• _Work to complete_:
Find the number of lines in these records where the word "this" appears. Reply with that number and nothing more.

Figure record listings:
..........
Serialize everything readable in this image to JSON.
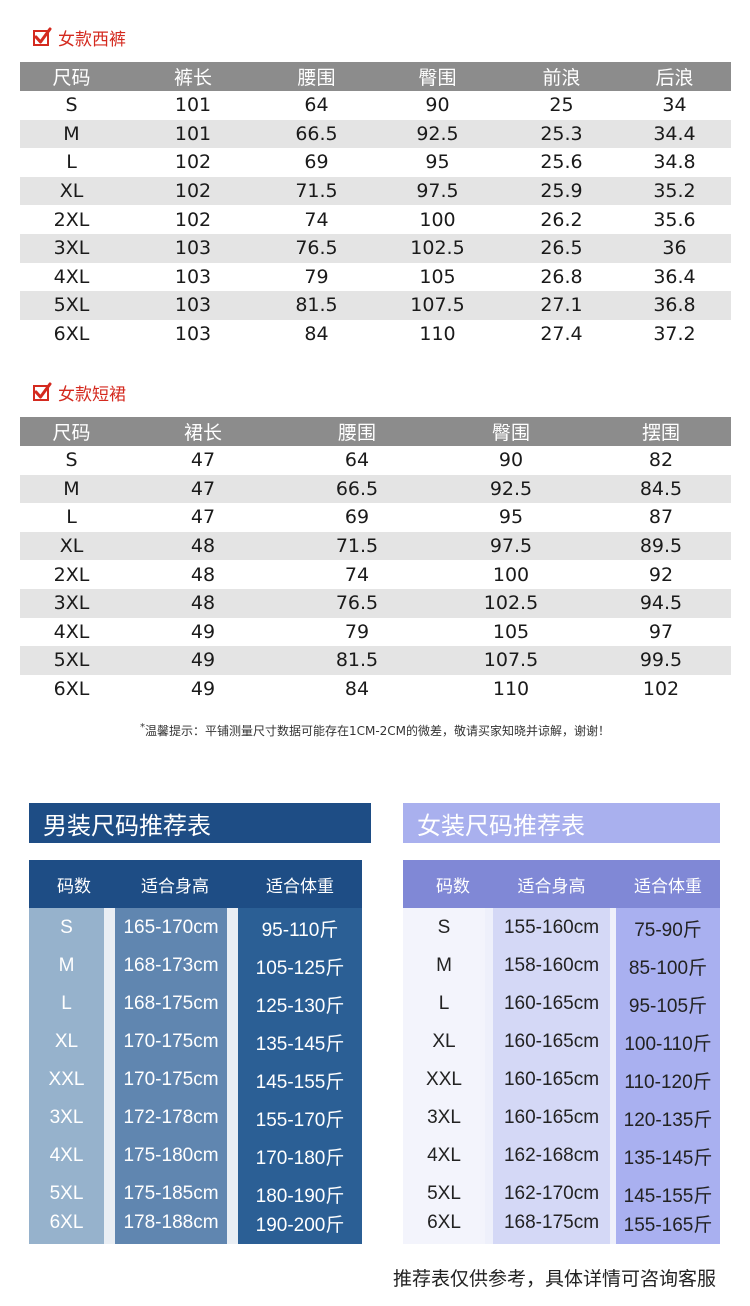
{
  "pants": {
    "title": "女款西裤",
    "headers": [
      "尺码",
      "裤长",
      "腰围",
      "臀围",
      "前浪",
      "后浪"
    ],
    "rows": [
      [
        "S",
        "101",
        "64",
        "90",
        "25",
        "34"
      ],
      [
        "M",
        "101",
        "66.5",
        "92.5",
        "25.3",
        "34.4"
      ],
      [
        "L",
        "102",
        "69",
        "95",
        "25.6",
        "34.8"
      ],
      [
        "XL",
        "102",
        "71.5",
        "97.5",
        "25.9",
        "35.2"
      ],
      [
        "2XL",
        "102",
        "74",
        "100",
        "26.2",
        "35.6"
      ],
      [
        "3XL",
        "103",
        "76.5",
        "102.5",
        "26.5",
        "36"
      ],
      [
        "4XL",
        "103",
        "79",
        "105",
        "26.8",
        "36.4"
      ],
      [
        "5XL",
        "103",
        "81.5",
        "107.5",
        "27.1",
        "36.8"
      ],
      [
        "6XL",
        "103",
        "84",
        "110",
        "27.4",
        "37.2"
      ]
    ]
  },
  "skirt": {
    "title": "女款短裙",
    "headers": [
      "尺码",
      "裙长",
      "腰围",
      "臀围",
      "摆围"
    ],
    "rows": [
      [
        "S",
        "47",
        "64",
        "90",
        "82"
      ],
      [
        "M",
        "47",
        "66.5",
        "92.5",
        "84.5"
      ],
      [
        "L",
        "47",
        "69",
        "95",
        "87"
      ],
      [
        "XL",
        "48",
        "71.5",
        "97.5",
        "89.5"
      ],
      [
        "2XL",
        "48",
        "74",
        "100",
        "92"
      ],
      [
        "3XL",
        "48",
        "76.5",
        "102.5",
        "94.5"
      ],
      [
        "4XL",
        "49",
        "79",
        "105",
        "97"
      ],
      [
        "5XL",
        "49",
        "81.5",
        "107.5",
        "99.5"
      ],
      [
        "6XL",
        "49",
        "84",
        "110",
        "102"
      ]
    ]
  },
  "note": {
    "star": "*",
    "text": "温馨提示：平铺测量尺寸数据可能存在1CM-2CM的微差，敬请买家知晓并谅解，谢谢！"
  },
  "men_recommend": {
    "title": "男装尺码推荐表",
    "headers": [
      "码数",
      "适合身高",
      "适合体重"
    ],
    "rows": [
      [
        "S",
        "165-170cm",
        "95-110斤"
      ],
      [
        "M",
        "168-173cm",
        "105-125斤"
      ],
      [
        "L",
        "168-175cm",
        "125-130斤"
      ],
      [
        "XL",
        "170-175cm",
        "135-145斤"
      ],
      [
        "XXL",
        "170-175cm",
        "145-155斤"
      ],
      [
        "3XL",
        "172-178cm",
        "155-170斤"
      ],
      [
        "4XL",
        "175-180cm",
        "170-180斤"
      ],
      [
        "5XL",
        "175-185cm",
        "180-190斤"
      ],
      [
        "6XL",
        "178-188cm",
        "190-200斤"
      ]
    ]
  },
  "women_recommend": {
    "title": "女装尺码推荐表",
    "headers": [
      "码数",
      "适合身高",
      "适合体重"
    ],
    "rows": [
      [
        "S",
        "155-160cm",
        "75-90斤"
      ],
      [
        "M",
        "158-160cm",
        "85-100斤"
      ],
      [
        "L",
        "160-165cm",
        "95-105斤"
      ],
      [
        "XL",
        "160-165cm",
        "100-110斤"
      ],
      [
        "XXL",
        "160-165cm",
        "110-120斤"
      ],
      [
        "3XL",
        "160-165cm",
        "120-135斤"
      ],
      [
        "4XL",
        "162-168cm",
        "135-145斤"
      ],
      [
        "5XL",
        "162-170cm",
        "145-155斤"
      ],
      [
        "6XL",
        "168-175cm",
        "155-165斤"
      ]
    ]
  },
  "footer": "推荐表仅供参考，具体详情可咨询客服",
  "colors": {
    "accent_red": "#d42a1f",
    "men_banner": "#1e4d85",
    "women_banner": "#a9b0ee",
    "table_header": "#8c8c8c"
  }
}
..........
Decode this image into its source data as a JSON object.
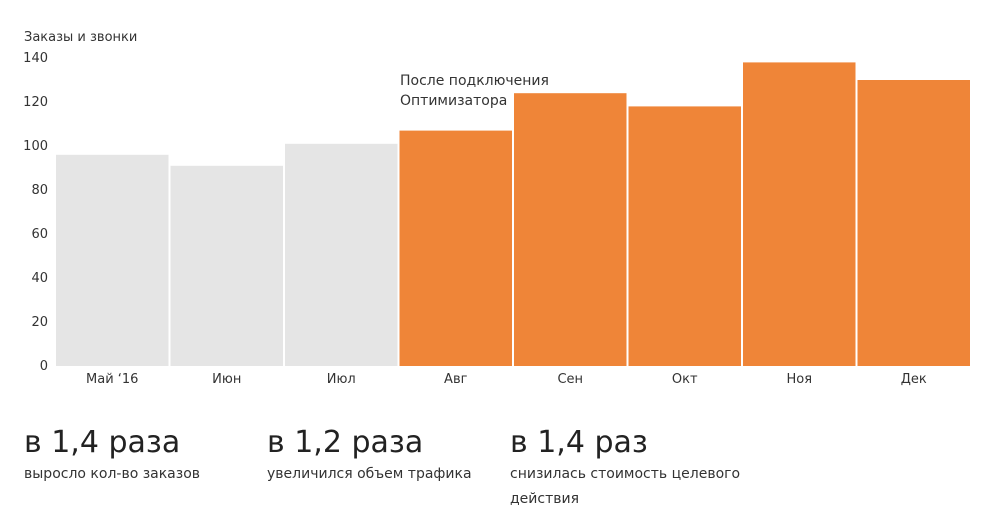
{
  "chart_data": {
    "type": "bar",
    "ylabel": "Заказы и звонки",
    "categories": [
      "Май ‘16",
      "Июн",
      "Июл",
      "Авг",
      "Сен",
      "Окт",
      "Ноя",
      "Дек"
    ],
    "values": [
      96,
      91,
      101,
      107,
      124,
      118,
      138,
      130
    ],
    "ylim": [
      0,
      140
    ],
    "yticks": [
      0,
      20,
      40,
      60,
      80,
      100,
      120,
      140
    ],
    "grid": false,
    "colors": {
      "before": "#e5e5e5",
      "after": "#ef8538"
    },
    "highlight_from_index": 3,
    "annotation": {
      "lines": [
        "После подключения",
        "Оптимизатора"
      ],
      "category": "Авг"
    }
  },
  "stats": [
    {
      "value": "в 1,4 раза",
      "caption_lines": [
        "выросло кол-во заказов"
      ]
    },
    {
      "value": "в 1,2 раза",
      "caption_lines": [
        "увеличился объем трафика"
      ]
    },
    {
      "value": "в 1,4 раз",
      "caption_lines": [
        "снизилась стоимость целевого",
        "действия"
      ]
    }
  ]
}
..........
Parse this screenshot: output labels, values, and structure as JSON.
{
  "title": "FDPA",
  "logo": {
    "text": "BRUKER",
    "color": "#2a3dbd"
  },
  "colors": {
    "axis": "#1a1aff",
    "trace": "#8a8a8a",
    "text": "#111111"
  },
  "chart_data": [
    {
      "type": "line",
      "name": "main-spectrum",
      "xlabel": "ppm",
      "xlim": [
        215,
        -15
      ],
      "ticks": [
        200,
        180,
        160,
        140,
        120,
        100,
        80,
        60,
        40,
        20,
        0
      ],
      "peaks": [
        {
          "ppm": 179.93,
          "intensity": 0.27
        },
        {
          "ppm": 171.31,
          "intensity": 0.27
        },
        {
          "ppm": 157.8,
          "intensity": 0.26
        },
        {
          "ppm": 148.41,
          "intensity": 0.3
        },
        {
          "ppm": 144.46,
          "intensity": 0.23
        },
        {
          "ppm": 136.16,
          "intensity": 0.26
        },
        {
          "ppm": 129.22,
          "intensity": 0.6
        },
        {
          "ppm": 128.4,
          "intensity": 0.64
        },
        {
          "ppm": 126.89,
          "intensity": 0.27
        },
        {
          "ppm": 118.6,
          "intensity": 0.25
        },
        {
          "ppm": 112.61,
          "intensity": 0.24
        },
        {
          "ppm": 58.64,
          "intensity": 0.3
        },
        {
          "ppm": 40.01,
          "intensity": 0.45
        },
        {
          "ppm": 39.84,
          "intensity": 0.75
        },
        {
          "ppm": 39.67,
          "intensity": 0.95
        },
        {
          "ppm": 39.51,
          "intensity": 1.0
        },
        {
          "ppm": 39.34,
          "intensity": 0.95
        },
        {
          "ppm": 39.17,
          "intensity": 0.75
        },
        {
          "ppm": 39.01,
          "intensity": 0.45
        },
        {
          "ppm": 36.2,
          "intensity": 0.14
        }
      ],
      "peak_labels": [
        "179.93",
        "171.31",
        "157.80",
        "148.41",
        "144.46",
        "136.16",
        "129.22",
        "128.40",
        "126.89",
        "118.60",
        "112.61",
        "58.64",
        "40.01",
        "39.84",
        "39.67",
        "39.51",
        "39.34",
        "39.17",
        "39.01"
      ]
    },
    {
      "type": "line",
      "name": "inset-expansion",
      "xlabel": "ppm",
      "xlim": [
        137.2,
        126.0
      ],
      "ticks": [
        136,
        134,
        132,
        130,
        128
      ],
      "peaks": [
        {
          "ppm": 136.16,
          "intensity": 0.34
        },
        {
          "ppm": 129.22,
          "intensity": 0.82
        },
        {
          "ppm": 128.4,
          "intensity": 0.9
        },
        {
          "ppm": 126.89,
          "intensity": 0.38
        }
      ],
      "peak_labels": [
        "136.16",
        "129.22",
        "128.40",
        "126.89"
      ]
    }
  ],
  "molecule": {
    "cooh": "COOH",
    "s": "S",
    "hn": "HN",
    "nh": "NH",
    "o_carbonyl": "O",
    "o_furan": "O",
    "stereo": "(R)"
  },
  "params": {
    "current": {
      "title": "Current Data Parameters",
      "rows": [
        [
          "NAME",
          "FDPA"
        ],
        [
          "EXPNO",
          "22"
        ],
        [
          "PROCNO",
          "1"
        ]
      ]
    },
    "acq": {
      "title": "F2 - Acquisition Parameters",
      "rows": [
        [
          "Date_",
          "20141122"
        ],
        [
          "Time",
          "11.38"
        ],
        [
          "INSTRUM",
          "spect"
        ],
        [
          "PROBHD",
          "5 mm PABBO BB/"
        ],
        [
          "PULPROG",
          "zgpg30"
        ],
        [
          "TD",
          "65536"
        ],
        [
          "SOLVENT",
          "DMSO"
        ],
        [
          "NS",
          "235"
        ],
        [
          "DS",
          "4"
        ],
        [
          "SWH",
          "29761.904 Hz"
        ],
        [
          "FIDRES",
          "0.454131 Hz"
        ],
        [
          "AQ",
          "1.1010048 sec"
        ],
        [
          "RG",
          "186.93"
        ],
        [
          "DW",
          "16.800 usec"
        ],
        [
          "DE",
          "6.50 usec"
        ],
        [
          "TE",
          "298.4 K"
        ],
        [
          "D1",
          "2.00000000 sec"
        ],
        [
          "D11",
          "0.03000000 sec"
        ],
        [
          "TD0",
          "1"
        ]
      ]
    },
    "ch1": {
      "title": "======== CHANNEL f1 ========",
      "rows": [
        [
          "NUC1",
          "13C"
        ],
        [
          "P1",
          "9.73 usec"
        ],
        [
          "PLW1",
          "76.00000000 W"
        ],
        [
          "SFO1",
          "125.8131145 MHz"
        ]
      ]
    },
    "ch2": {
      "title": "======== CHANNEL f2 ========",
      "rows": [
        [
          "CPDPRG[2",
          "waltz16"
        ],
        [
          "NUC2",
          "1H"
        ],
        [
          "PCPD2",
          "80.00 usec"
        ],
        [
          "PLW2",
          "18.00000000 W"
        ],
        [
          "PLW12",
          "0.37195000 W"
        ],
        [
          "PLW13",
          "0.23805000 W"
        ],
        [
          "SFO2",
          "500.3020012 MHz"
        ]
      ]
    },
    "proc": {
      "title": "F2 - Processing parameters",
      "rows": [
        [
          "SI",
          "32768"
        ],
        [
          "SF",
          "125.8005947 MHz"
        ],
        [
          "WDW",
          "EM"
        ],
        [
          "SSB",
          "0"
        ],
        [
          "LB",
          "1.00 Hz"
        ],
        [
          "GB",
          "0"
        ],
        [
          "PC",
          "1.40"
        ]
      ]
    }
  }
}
..........
• _Correct response_:
3